* [Exercise objective]:
Lines containing the string "title" are to be counted. Write only how many there are.

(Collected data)
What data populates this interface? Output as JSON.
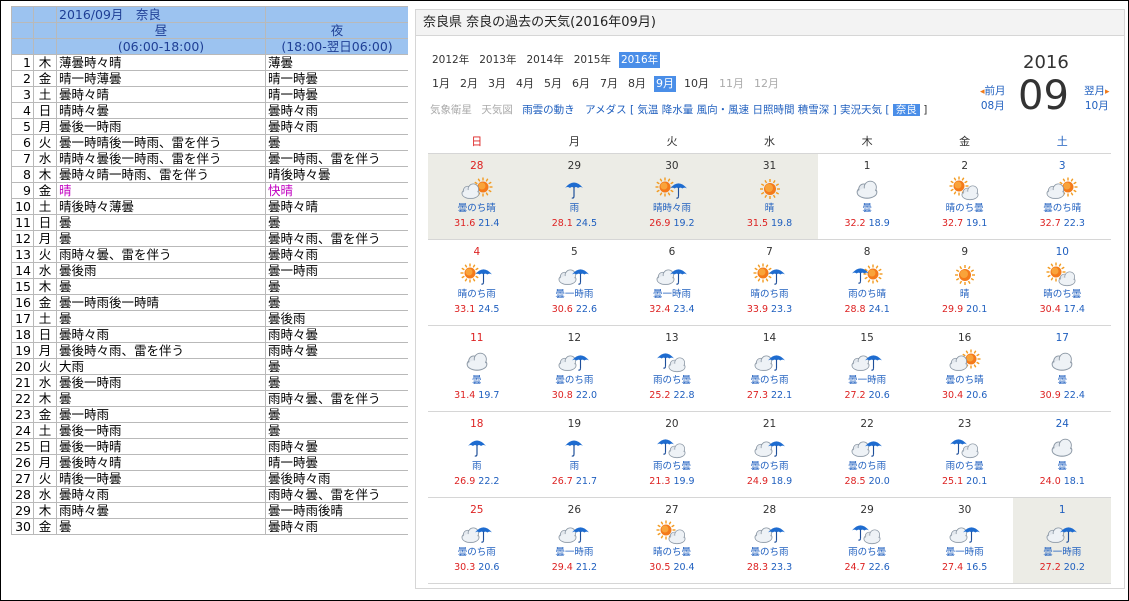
{
  "sheet": {
    "title": "2016/09月　奈良",
    "day_header": "昼",
    "night_header": "夜",
    "day_sub": "(06:00-18:00)",
    "night_sub": "(18:00-翌日06:00)",
    "rows": [
      {
        "n": "1",
        "wd": "木",
        "day": "薄曇時々晴",
        "night": "薄曇"
      },
      {
        "n": "2",
        "wd": "金",
        "day": "晴一時薄曇",
        "night": "晴一時曇"
      },
      {
        "n": "3",
        "wd": "土",
        "day": "曇時々晴",
        "night": "晴一時曇"
      },
      {
        "n": "4",
        "wd": "日",
        "day": "晴時々曇",
        "night": "曇時々雨"
      },
      {
        "n": "5",
        "wd": "月",
        "day": "曇後一時雨",
        "night": "曇時々雨"
      },
      {
        "n": "6",
        "wd": "火",
        "day": "曇一時晴後一時雨、雷を伴う",
        "night": "曇"
      },
      {
        "n": "7",
        "wd": "水",
        "day": "晴時々曇後一時雨、雷を伴う",
        "night": "曇一時雨、雷を伴う"
      },
      {
        "n": "8",
        "wd": "木",
        "day": "曇時々晴一時雨、雷を伴う",
        "night": "晴後時々曇"
      },
      {
        "n": "9",
        "wd": "金",
        "day": "晴",
        "night": "快晴",
        "purple": true
      },
      {
        "n": "10",
        "wd": "土",
        "day": "晴後時々薄曇",
        "night": "曇時々晴"
      },
      {
        "n": "11",
        "wd": "日",
        "day": "曇",
        "night": "曇"
      },
      {
        "n": "12",
        "wd": "月",
        "day": "曇",
        "night": "曇時々雨、雷を伴う"
      },
      {
        "n": "13",
        "wd": "火",
        "day": "雨時々曇、雷を伴う",
        "night": "曇時々雨"
      },
      {
        "n": "14",
        "wd": "水",
        "day": "曇後雨",
        "night": "曇一時雨"
      },
      {
        "n": "15",
        "wd": "木",
        "day": "曇",
        "night": "曇"
      },
      {
        "n": "16",
        "wd": "金",
        "day": "曇一時雨後一時晴",
        "night": "曇"
      },
      {
        "n": "17",
        "wd": "土",
        "day": "曇",
        "night": "曇後雨"
      },
      {
        "n": "18",
        "wd": "日",
        "day": "曇時々雨",
        "night": "雨時々曇"
      },
      {
        "n": "19",
        "wd": "月",
        "day": "曇後時々雨、雷を伴う",
        "night": "雨時々曇"
      },
      {
        "n": "20",
        "wd": "火",
        "day": "大雨",
        "night": "曇"
      },
      {
        "n": "21",
        "wd": "水",
        "day": "曇後一時雨",
        "night": "曇"
      },
      {
        "n": "22",
        "wd": "木",
        "day": "曇",
        "night": "雨時々曇、雷を伴う"
      },
      {
        "n": "23",
        "wd": "金",
        "day": "曇一時雨",
        "night": "曇"
      },
      {
        "n": "24",
        "wd": "土",
        "day": "曇後一時雨",
        "night": "曇"
      },
      {
        "n": "25",
        "wd": "日",
        "day": "曇後一時晴",
        "night": "雨時々曇"
      },
      {
        "n": "26",
        "wd": "月",
        "day": "曇後時々晴",
        "night": "晴一時曇"
      },
      {
        "n": "27",
        "wd": "火",
        "day": "晴後一時曇",
        "night": "曇後時々雨"
      },
      {
        "n": "28",
        "wd": "水",
        "day": "曇時々雨",
        "night": "雨時々曇、雷を伴う"
      },
      {
        "n": "29",
        "wd": "木",
        "day": "雨時々曇",
        "night": "曇一時雨後晴"
      },
      {
        "n": "30",
        "wd": "金",
        "day": "曇",
        "night": "曇時々雨"
      }
    ]
  },
  "panel": {
    "title": "奈良県 奈良の過去の天気(2016年09月)",
    "years": [
      "2012年",
      "2013年",
      "2014年",
      "2015年",
      "2016年"
    ],
    "selected_year": "2016年",
    "months": [
      "1月",
      "2月",
      "3月",
      "4月",
      "5月",
      "6月",
      "7月",
      "8月",
      "9月",
      "10月",
      "11月",
      "12月"
    ],
    "selected_month": "9月",
    "dim_months": [
      "11月",
      "12月"
    ],
    "links_dim": [
      "気象衛星",
      "天気図"
    ],
    "links_main": "雨雲の動き　アメダス [ 気温 降水量 風向・風速 日照時間 積雪深 ] 実況天気 [",
    "links_badge": "奈良",
    "links_end": "]",
    "year_big": "2016",
    "month_big": "09",
    "prev_label": "前月",
    "prev_month": "08月",
    "next_label": "翌月",
    "next_month": "10月",
    "arrow_left": "◂",
    "arrow_right": "▸",
    "weekdays": [
      "日",
      "月",
      "火",
      "水",
      "木",
      "金",
      "土"
    ]
  },
  "colors": {
    "header_bg": "#9cc3f0",
    "selected": "#4a8ee8",
    "high_temp": "#dd2222",
    "low_temp": "#1f5fbf",
    "outside_month": "#ecece6"
  },
  "calendar": [
    [
      {
        "d": "28",
        "w": "曇のち晴",
        "hi": "31.6",
        "lo": "21.4",
        "icon": "cloud-sun-icon",
        "out": true
      },
      {
        "d": "29",
        "w": "雨",
        "hi": "28.1",
        "lo": "24.5",
        "icon": "umbrella-icon",
        "out": true
      },
      {
        "d": "30",
        "w": "晴時々雨",
        "hi": "26.9",
        "lo": "19.2",
        "icon": "sun-umbrella-icon",
        "out": true
      },
      {
        "d": "31",
        "w": "晴",
        "hi": "31.5",
        "lo": "19.8",
        "icon": "sun-icon",
        "out": true
      },
      {
        "d": "1",
        "w": "曇",
        "hi": "32.2",
        "lo": "18.9",
        "icon": "cloud-icon"
      },
      {
        "d": "2",
        "w": "晴のち曇",
        "hi": "32.7",
        "lo": "19.1",
        "icon": "sun-cloud-icon"
      },
      {
        "d": "3",
        "w": "曇のち晴",
        "hi": "32.7",
        "lo": "22.3",
        "icon": "cloud-sun-icon"
      }
    ],
    [
      {
        "d": "4",
        "w": "晴のち雨",
        "hi": "33.1",
        "lo": "24.5",
        "icon": "sun-umbrella-icon"
      },
      {
        "d": "5",
        "w": "曇一時雨",
        "hi": "30.6",
        "lo": "22.6",
        "icon": "cloud-umbrella-icon"
      },
      {
        "d": "6",
        "w": "曇一時雨",
        "hi": "32.4",
        "lo": "23.4",
        "icon": "cloud-umbrella-icon"
      },
      {
        "d": "7",
        "w": "晴のち雨",
        "hi": "33.9",
        "lo": "23.3",
        "icon": "sun-umbrella-icon"
      },
      {
        "d": "8",
        "w": "雨のち晴",
        "hi": "28.8",
        "lo": "24.1",
        "icon": "umbrella-sun-icon"
      },
      {
        "d": "9",
        "w": "晴",
        "hi": "29.9",
        "lo": "20.1",
        "icon": "sun-icon"
      },
      {
        "d": "10",
        "w": "晴のち曇",
        "hi": "30.4",
        "lo": "17.4",
        "icon": "sun-cloud-icon"
      }
    ],
    [
      {
        "d": "11",
        "w": "曇",
        "hi": "31.4",
        "lo": "19.7",
        "icon": "cloud-icon"
      },
      {
        "d": "12",
        "w": "曇のち雨",
        "hi": "30.8",
        "lo": "22.0",
        "icon": "cloud-umbrella-icon"
      },
      {
        "d": "13",
        "w": "雨のち曇",
        "hi": "25.2",
        "lo": "22.8",
        "icon": "umbrella-cloud-icon"
      },
      {
        "d": "14",
        "w": "曇のち雨",
        "hi": "27.3",
        "lo": "22.1",
        "icon": "cloud-umbrella-icon"
      },
      {
        "d": "15",
        "w": "曇一時雨",
        "hi": "27.2",
        "lo": "20.6",
        "icon": "cloud-umbrella-icon"
      },
      {
        "d": "16",
        "w": "曇のち晴",
        "hi": "30.4",
        "lo": "20.6",
        "icon": "cloud-sun-icon"
      },
      {
        "d": "17",
        "w": "曇",
        "hi": "30.9",
        "lo": "22.4",
        "icon": "cloud-icon"
      }
    ],
    [
      {
        "d": "18",
        "w": "雨",
        "hi": "26.9",
        "lo": "22.2",
        "icon": "umbrella-icon"
      },
      {
        "d": "19",
        "w": "雨",
        "hi": "26.7",
        "lo": "21.7",
        "icon": "umbrella-icon"
      },
      {
        "d": "20",
        "w": "雨のち曇",
        "hi": "21.3",
        "lo": "19.9",
        "icon": "umbrella-cloud-icon"
      },
      {
        "d": "21",
        "w": "曇のち雨",
        "hi": "24.9",
        "lo": "18.9",
        "icon": "cloud-umbrella-icon"
      },
      {
        "d": "22",
        "w": "曇のち雨",
        "hi": "28.5",
        "lo": "20.0",
        "icon": "cloud-umbrella-icon"
      },
      {
        "d": "23",
        "w": "雨のち曇",
        "hi": "25.1",
        "lo": "20.1",
        "icon": "umbrella-cloud-icon"
      },
      {
        "d": "24",
        "w": "曇",
        "hi": "24.0",
        "lo": "18.1",
        "icon": "cloud-icon"
      }
    ],
    [
      {
        "d": "25",
        "w": "曇のち雨",
        "hi": "30.3",
        "lo": "20.6",
        "icon": "cloud-umbrella-icon"
      },
      {
        "d": "26",
        "w": "曇一時雨",
        "hi": "29.4",
        "lo": "21.2",
        "icon": "cloud-umbrella-icon"
      },
      {
        "d": "27",
        "w": "晴のち曇",
        "hi": "30.5",
        "lo": "20.4",
        "icon": "sun-cloud-icon"
      },
      {
        "d": "28",
        "w": "曇のち雨",
        "hi": "28.3",
        "lo": "23.3",
        "icon": "cloud-umbrella-icon"
      },
      {
        "d": "29",
        "w": "雨のち曇",
        "hi": "24.7",
        "lo": "22.6",
        "icon": "umbrella-cloud-icon"
      },
      {
        "d": "30",
        "w": "曇一時雨",
        "hi": "27.4",
        "lo": "16.5",
        "icon": "cloud-umbrella-icon"
      },
      {
        "d": "1",
        "w": "曇一時雨",
        "hi": "27.2",
        "lo": "20.2",
        "icon": "cloud-umbrella-icon",
        "out": true
      }
    ]
  ]
}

* [Full answer]:
2